**Exercise instructions:** Give every line from the entries that contains "prov".
==== Extracted data
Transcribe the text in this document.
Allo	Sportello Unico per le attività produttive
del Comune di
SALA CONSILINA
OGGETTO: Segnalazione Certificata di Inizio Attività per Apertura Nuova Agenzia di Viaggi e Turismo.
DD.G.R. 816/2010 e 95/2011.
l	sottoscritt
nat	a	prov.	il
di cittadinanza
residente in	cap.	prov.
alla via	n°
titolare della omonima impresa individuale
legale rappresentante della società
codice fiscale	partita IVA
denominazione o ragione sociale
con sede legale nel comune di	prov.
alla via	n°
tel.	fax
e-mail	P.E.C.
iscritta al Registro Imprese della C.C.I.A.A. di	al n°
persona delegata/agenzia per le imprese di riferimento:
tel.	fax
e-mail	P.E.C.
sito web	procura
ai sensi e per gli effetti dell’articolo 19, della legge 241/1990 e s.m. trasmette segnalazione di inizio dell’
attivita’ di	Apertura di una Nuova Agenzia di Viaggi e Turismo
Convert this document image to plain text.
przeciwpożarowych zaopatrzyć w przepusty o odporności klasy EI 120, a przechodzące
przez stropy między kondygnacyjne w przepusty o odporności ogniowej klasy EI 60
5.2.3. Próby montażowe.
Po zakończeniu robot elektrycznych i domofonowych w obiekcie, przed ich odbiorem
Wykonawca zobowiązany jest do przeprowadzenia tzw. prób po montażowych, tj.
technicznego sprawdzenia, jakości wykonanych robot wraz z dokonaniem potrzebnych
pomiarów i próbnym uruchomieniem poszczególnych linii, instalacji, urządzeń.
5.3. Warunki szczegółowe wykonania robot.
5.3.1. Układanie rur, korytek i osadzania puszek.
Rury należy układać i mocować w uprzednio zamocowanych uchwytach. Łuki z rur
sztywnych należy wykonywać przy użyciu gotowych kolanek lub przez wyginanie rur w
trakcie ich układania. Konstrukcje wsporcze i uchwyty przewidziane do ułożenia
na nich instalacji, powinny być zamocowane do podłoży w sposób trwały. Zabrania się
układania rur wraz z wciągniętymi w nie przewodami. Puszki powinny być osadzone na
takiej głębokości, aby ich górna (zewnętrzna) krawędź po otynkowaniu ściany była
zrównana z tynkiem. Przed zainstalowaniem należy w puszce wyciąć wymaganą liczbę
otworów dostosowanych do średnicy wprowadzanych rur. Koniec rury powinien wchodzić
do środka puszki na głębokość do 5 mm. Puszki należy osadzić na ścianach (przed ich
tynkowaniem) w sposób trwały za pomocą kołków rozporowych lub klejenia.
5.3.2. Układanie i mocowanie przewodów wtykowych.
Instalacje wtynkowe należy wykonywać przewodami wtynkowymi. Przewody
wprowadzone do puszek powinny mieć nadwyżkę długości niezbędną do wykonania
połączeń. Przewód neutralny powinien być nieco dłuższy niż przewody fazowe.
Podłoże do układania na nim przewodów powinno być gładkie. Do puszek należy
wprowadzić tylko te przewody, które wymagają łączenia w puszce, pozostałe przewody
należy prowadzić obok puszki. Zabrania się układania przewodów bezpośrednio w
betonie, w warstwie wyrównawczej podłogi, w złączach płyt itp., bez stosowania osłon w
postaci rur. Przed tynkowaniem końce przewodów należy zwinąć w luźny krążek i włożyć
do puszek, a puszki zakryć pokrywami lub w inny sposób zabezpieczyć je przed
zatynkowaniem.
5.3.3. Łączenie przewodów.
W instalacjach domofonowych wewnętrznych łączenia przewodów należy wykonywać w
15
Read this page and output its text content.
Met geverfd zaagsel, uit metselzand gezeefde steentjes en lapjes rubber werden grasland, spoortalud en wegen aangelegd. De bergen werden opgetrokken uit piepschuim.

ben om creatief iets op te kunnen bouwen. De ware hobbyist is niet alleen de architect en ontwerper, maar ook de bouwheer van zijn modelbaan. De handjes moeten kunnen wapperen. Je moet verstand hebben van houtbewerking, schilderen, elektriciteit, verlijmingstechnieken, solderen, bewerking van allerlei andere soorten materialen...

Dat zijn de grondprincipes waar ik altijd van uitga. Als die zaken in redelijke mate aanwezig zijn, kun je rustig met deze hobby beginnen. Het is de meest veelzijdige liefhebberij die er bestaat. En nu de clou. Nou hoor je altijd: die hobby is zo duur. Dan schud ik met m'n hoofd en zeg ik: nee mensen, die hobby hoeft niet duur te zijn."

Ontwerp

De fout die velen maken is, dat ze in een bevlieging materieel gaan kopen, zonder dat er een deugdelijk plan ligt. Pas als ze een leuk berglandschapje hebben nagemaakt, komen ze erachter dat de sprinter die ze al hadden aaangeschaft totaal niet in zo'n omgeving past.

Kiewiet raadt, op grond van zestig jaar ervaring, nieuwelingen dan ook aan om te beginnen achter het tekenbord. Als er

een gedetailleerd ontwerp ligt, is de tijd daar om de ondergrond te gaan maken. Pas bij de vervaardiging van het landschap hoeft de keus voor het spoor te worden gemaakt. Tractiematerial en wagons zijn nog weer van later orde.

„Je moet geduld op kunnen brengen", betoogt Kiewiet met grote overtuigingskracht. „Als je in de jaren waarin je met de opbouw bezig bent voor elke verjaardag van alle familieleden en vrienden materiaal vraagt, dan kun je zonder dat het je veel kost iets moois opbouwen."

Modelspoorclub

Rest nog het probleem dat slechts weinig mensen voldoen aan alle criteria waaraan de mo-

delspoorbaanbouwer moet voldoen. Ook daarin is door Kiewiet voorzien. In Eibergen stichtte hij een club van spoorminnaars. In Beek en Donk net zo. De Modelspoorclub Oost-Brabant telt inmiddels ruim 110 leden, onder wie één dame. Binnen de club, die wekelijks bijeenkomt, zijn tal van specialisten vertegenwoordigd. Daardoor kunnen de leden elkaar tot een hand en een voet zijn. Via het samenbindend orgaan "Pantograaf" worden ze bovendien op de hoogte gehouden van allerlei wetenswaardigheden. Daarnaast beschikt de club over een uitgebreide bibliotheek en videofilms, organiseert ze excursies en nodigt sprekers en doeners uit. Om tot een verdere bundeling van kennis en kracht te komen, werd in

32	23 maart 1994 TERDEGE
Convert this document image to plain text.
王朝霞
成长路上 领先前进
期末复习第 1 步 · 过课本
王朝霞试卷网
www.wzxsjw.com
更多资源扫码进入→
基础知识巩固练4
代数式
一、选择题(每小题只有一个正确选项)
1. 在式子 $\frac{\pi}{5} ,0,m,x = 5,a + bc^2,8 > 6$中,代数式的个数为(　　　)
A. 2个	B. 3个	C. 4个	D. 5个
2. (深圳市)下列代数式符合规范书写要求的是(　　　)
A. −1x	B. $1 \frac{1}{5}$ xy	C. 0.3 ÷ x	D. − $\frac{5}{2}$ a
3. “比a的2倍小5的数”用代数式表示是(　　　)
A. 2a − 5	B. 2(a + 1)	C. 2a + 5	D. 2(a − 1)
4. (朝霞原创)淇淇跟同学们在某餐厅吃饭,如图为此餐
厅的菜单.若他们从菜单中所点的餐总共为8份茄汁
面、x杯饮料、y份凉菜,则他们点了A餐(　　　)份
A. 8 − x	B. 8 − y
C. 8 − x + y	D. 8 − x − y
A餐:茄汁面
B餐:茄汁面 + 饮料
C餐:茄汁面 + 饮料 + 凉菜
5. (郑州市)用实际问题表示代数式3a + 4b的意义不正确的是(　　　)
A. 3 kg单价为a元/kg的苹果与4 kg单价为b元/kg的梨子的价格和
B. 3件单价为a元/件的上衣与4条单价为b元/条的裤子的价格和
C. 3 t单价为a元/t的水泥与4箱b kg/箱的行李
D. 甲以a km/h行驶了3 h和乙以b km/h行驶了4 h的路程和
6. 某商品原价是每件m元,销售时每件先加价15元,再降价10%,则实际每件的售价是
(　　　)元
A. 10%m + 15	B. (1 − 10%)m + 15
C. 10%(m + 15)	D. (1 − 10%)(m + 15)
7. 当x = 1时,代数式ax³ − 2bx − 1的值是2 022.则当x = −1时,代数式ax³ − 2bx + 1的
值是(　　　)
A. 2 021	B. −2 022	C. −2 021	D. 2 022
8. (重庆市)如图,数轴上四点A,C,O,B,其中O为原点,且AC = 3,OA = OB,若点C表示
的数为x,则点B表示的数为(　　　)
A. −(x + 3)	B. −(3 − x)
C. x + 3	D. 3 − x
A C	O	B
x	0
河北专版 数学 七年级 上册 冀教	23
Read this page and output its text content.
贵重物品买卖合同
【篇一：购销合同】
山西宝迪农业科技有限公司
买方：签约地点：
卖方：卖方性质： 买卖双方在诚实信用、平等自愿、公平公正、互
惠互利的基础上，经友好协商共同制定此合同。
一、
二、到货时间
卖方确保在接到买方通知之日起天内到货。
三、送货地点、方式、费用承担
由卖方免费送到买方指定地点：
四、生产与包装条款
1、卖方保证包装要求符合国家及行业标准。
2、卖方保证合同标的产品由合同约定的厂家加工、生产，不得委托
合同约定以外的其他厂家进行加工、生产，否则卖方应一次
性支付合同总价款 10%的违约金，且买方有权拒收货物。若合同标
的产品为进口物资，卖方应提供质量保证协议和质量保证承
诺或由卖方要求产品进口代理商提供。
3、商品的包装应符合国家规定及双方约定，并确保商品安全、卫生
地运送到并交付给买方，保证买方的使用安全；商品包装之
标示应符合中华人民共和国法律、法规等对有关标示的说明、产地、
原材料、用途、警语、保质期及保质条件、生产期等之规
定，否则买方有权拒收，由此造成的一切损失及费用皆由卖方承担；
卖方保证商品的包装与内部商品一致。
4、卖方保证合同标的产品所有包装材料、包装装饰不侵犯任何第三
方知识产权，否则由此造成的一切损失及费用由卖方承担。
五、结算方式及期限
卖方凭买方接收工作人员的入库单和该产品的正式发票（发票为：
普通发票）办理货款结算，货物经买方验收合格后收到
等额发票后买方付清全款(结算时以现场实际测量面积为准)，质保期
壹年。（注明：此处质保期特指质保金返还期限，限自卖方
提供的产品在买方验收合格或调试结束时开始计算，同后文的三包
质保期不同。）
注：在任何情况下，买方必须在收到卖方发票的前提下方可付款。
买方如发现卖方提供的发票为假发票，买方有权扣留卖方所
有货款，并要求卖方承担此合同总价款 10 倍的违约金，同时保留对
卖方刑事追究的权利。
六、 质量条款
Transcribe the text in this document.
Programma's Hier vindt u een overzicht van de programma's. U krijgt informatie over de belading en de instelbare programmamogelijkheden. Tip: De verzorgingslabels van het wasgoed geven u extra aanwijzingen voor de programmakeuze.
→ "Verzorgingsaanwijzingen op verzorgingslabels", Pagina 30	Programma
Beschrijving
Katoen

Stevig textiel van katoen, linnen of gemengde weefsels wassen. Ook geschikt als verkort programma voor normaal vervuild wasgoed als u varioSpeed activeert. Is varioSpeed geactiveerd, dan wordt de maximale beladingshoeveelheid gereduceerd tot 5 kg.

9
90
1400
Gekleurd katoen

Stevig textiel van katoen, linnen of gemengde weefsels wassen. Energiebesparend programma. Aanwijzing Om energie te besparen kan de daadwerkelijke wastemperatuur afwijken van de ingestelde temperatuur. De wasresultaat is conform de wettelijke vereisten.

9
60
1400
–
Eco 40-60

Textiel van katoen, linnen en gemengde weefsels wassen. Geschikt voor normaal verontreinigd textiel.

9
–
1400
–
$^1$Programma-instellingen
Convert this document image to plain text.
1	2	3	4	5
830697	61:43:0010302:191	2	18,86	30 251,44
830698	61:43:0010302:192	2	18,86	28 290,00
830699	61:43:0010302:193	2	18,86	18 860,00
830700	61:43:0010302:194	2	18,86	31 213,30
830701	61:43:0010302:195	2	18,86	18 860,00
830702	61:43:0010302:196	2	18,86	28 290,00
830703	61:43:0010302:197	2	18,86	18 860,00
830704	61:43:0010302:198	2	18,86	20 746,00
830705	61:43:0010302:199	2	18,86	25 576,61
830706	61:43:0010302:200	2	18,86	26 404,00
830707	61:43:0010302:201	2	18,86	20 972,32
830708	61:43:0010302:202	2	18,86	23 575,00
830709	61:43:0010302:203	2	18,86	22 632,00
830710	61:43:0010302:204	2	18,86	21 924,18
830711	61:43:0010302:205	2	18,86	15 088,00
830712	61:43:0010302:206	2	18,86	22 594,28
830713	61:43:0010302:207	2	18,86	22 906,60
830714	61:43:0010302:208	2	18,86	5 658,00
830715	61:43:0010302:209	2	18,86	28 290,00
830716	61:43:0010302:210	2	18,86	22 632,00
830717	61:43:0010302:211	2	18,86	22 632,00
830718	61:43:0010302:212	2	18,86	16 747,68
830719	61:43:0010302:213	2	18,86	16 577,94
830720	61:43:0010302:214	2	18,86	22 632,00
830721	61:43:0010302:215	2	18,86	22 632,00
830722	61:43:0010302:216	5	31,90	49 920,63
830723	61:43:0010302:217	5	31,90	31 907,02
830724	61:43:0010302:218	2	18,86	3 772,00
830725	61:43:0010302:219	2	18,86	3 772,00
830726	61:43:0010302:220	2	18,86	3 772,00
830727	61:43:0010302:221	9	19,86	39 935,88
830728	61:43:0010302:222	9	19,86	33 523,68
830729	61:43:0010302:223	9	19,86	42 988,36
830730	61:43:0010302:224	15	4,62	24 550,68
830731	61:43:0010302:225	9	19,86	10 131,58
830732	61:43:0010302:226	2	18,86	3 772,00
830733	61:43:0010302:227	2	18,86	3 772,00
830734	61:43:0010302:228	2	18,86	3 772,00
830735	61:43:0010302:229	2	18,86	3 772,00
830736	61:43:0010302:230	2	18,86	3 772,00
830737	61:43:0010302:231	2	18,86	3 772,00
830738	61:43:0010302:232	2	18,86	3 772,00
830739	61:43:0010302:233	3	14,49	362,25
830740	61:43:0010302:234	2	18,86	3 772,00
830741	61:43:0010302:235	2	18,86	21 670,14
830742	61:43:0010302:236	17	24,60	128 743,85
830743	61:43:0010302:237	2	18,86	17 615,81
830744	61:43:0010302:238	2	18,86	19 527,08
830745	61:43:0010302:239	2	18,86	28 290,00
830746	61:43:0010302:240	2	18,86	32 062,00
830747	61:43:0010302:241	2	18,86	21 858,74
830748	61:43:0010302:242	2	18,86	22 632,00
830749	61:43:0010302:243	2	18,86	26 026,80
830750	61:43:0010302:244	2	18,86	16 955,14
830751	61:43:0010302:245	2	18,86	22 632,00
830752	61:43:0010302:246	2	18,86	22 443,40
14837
========
**Written solution:**
nat	a	prov.	il
residente in	cap.	prov.
con sede legale nel comune di	prov.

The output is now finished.